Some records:
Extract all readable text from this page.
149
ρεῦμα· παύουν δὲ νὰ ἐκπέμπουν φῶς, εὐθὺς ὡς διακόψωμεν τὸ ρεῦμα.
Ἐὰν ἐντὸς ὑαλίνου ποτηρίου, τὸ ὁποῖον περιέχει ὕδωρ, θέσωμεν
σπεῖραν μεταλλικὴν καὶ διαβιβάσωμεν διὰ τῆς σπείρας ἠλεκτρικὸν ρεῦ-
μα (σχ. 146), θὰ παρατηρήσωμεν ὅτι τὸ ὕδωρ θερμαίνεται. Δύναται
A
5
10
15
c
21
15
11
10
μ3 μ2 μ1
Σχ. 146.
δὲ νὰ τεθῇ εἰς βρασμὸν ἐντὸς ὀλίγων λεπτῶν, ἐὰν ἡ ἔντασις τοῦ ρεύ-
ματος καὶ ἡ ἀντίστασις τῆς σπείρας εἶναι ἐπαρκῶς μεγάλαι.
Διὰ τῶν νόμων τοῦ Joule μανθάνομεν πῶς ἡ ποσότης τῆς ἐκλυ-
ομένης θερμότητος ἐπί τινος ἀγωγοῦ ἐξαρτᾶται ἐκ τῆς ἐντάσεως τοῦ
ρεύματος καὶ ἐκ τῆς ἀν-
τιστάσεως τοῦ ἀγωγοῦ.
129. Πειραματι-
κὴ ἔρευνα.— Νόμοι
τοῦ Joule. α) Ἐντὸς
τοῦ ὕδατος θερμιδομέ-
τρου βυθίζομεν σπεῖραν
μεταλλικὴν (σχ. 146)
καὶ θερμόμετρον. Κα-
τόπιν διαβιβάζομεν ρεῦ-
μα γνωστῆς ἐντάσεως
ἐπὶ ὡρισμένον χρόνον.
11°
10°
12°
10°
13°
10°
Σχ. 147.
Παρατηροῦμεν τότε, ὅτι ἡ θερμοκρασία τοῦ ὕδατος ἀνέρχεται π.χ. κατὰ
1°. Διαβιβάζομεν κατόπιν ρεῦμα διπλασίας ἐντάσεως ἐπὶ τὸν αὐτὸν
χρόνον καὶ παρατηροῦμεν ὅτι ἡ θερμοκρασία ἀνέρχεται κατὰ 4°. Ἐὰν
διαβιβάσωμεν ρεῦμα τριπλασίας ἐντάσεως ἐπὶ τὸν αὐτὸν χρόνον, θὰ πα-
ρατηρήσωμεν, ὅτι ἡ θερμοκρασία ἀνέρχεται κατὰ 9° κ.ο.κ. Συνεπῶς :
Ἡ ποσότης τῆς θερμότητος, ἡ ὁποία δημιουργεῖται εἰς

GIVEN PROBLEM: Repeat back the data above, exact to the last character.

RESULT FOR THIS TASK:
Extract all readable text from this page.
149
ρεῦμα· παύουν δὲ νὰ ἐκπέμπουν φῶς, εὐθὺς ὡς διακόψωμεν τὸ ρεῦμα.
Ἐὰν ἐντὸς ὑαλίνου ποτηρίου, τὸ ὁποῖον περιέχει ὕδωρ, θέσωμεν
σπεῖραν μεταλλικὴν καὶ διαβιβάσωμεν διὰ τῆς σπείρας ἠλεκτρικὸν ρεῦ-
μα (σχ. 146), θὰ παρατηρήσωμεν ὅτι τὸ ὕδωρ θερμαίνεται. Δύναται
A
5
10
15
c
21
15
11
10
μ3 μ2 μ1
Σχ. 146.
δὲ νὰ τεθῇ εἰς βρασμὸν ἐντὸς ὀλίγων λεπτῶν, ἐὰν ἡ ἔντασις τοῦ ρεύ-
ματος καὶ ἡ ἀντίστασις τῆς σπείρας εἶναι ἐπαρκῶς μεγάλαι.
Διὰ τῶν νόμων τοῦ Joule μανθάνομεν πῶς ἡ ποσότης τῆς ἐκλυ-
ομένης θερμότητος ἐπί τινος ἀγωγοῦ ἐξαρτᾶται ἐκ τῆς ἐντάσεως τοῦ
ρεύματος καὶ ἐκ τῆς ἀν-
τιστάσεως τοῦ ἀγωγοῦ.
129. Πειραματι-
κὴ ἔρευνα.— Νόμοι
τοῦ Joule. α) Ἐντὸς
τοῦ ὕδατος θερμιδομέ-
τρου βυθίζομεν σπεῖραν
μεταλλικὴν (σχ. 146)
καὶ θερμόμετρον. Κα-
τόπιν διαβιβάζομεν ρεῦ-
μα γνωστῆς ἐντάσεως
ἐπὶ ὡρισμένον χρόνον.
11°
10°
12°
10°
13°
10°
Σχ. 147.
Παρατηροῦμεν τότε, ὅτι ἡ θερμοκρασία τοῦ ὕδατος ἀνέρχεται π.χ. κατὰ
1°. Διαβιβάζομεν κατόπιν ρεῦμα διπλασίας ἐντάσεως ἐπὶ τὸν αὐτὸν
χρόνον καὶ παρατηροῦμεν ὅτι ἡ θερμοκρασία ἀνέρχεται κατὰ 4°. Ἐὰν
διαβιβάσωμεν ρεῦμα τριπλασίας ἐντάσεως ἐπὶ τὸν αὐτὸν χρόνον, θὰ πα-
ρατηρήσωμεν, ὅτι ἡ θερμοκρασία ἀνέρχεται κατὰ 9° κ.ο.κ. Συνεπῶς :
Ἡ ποσότης τῆς θερμότητος, ἡ ὁποία δημιουργεῖται εἰς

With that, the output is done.